### DIRECTIONS FOR THIS TASK
Gather up the lines that contain "icon".

### Raw records
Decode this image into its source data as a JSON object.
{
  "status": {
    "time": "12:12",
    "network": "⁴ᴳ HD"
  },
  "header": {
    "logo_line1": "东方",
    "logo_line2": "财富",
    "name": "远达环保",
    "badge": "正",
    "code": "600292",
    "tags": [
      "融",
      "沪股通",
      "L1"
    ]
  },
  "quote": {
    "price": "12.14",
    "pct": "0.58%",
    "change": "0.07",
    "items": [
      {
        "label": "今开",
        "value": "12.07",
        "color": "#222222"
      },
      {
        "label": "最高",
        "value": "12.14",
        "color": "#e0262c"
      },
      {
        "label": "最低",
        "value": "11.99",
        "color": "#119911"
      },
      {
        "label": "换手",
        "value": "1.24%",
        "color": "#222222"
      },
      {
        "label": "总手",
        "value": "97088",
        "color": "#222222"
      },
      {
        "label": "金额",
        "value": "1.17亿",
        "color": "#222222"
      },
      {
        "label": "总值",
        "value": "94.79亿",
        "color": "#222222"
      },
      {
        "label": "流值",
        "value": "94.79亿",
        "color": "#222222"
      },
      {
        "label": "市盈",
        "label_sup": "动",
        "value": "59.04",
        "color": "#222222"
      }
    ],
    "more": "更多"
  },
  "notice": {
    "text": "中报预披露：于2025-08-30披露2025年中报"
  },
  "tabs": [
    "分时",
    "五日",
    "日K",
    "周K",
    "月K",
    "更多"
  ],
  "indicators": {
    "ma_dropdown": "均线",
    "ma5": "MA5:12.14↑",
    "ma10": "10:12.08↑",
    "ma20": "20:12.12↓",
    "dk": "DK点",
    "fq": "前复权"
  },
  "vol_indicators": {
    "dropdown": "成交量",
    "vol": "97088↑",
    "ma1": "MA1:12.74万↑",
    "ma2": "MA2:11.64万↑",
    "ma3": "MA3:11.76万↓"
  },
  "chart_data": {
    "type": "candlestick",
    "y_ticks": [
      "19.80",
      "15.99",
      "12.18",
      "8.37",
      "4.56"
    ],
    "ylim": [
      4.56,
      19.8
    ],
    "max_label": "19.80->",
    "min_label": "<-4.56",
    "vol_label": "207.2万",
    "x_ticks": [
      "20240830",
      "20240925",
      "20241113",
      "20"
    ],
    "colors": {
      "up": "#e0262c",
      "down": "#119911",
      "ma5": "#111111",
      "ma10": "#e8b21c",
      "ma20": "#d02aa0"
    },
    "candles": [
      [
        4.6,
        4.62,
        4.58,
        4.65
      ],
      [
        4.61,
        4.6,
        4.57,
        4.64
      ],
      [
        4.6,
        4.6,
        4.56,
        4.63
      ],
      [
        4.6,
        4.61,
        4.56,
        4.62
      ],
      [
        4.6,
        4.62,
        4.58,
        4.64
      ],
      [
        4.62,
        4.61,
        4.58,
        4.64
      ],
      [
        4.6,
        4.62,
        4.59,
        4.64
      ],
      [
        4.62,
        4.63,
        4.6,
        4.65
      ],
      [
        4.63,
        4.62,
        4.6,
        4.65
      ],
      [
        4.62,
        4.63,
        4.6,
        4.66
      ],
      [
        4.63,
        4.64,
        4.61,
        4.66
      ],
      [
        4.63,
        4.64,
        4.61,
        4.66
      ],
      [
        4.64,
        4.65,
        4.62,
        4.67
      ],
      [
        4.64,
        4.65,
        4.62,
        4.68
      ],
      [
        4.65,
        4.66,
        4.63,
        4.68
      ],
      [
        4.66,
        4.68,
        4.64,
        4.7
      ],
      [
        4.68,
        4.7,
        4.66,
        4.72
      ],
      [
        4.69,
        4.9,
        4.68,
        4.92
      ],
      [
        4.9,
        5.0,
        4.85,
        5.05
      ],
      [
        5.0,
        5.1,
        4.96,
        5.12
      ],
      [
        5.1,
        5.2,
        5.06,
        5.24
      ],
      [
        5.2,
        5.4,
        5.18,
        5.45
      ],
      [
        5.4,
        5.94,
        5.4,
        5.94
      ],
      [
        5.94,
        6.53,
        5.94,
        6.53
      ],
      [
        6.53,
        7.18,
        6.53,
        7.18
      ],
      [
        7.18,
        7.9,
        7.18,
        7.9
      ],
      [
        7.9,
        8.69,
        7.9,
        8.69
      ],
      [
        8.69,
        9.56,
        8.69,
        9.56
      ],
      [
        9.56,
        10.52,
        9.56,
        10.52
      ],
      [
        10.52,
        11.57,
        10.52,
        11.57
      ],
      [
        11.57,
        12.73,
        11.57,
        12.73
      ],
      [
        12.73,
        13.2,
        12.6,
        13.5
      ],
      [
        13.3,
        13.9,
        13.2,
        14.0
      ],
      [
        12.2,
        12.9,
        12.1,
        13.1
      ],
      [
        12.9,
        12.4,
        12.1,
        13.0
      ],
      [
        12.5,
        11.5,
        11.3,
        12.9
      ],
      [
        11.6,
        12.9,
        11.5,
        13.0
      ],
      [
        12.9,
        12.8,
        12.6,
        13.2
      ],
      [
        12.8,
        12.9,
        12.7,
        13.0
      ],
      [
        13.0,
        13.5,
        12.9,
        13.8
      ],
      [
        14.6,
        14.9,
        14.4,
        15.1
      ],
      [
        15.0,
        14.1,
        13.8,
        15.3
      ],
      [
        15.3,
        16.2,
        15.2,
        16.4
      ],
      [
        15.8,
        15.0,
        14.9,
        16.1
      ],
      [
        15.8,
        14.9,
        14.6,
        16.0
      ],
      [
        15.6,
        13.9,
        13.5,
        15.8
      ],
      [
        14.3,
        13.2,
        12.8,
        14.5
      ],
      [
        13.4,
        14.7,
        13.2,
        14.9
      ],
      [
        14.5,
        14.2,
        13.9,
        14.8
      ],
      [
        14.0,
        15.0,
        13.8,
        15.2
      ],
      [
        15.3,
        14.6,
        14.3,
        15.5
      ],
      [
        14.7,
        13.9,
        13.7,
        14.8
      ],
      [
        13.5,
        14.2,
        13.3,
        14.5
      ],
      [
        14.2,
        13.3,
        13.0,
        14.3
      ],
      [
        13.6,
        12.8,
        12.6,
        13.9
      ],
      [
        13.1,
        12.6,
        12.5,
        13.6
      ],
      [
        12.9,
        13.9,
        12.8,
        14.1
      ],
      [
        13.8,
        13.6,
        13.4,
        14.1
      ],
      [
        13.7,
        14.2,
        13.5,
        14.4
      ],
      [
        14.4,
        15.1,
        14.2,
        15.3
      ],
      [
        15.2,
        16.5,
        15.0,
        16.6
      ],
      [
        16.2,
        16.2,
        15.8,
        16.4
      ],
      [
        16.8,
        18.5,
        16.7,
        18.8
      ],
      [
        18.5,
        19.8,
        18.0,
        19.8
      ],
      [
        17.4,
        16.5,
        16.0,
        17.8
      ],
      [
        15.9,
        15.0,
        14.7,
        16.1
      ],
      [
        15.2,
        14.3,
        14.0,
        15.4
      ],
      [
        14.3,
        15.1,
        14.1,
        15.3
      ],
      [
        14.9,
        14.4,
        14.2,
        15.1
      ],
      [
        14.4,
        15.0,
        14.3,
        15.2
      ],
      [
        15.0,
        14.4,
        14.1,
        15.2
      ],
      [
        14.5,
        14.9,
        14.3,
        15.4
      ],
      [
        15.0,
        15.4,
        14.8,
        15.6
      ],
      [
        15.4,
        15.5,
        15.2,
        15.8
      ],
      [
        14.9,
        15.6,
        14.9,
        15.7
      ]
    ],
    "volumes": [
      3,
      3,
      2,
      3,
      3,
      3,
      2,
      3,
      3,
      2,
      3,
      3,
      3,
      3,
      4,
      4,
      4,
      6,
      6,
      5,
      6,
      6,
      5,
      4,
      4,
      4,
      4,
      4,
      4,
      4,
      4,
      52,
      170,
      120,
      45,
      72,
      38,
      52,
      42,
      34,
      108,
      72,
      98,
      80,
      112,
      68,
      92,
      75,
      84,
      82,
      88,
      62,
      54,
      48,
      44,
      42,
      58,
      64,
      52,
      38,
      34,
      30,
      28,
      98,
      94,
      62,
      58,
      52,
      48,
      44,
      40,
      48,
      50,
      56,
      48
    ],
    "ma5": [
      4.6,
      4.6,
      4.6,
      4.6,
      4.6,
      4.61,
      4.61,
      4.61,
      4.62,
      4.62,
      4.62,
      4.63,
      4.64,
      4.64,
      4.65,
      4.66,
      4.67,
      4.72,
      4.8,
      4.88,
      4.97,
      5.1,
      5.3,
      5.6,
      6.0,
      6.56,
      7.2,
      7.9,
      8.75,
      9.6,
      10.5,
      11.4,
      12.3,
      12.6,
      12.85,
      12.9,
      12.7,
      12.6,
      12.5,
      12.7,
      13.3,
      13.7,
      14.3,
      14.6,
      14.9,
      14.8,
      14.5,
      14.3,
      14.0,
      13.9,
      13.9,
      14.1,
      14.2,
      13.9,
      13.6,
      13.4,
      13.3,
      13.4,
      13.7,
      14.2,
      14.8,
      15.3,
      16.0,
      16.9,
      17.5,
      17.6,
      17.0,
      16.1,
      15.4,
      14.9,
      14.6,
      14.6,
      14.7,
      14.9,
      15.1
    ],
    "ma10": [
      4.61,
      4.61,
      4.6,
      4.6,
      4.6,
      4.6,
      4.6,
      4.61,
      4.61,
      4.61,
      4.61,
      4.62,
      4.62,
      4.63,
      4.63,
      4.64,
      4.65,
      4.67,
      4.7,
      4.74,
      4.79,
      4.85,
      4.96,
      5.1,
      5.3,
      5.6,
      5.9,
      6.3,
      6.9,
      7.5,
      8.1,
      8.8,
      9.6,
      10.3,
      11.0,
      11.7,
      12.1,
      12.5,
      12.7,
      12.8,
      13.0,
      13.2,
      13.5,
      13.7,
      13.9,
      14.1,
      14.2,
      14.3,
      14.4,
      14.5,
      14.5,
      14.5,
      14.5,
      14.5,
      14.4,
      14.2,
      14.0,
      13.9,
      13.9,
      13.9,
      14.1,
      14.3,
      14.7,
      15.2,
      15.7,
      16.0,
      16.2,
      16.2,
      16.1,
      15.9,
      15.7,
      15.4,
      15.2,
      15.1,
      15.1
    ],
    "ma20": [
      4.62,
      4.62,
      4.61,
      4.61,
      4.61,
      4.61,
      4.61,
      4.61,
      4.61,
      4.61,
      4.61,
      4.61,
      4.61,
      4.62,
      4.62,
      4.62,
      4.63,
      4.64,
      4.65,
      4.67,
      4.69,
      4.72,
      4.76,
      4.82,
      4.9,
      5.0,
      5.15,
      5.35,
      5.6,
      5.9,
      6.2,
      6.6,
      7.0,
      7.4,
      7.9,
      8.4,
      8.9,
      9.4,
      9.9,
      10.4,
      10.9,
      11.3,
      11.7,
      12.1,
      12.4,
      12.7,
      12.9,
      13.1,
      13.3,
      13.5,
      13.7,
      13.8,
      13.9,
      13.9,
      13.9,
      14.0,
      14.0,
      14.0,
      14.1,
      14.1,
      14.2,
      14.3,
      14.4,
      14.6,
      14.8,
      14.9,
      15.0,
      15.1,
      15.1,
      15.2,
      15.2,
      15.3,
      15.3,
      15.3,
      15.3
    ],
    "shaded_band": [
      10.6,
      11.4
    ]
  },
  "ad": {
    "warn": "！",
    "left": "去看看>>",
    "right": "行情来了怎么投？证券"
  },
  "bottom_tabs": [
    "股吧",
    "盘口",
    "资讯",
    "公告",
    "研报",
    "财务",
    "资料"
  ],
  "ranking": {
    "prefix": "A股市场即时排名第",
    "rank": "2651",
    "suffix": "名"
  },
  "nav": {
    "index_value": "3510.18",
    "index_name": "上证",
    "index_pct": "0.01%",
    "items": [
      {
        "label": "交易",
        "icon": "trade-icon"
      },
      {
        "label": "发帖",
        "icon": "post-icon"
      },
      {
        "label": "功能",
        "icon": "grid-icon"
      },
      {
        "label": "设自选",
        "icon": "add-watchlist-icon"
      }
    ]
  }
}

### ANSWER TO THIS TASK
        "icon": "trade-icon"
        "icon": "post-icon"
        "icon": "grid-icon"
        "icon": "add-watchlist-icon"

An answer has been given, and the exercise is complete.